• Stored entries:
★ ★ ★ ★

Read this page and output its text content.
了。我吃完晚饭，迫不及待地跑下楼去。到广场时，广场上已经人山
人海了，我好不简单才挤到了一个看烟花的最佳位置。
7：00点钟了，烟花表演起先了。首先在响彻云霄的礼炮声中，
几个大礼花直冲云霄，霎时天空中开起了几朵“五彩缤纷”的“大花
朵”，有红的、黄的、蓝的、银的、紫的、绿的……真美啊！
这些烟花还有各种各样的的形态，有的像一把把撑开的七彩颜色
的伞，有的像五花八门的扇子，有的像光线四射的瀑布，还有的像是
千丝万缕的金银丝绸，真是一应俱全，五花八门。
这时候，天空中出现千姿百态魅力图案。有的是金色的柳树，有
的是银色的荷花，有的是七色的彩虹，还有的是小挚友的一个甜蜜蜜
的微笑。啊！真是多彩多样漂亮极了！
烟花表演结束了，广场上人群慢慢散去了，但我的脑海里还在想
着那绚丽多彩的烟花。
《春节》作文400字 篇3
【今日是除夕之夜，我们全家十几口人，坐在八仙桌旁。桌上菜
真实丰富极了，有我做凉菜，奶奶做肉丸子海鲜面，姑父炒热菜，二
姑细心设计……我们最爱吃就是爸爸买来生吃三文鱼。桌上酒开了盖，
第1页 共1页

★ ★ ★ ★

• YOUR TASK: Using the exact wording, write out all of the records.

• EXERCISE OUTPUT:
Read this page and output its text content.
了。我吃完晚饭，迫不及待地跑下楼去。到广场时，广场上已经人山
人海了，我好不简单才挤到了一个看烟花的最佳位置。
7：00点钟了，烟花表演起先了。首先在响彻云霄的礼炮声中，
几个大礼花直冲云霄，霎时天空中开起了几朵“五彩缤纷”的“大花
朵”，有红的、黄的、蓝的、银的、紫的、绿的……真美啊！
这些烟花还有各种各样的的形态，有的像一把把撑开的七彩颜色
的伞，有的像五花八门的扇子，有的像光线四射的瀑布，还有的像是
千丝万缕的金银丝绸，真是一应俱全，五花八门。
这时候，天空中出现千姿百态魅力图案。有的是金色的柳树，有
的是银色的荷花，有的是七色的彩虹，还有的是小挚友的一个甜蜜蜜
的微笑。啊！真是多彩多样漂亮极了！
烟花表演结束了，广场上人群慢慢散去了，但我的脑海里还在想
着那绚丽多彩的烟花。
《春节》作文400字 篇3
【今日是除夕之夜，我们全家十几口人，坐在八仙桌旁。桌上菜
真实丰富极了，有我做凉菜，奶奶做肉丸子海鲜面，姑父炒热菜，二
姑细心设计……我们最爱吃就是爸爸买来生吃三文鱼。桌上酒开了盖，
第1页 共1页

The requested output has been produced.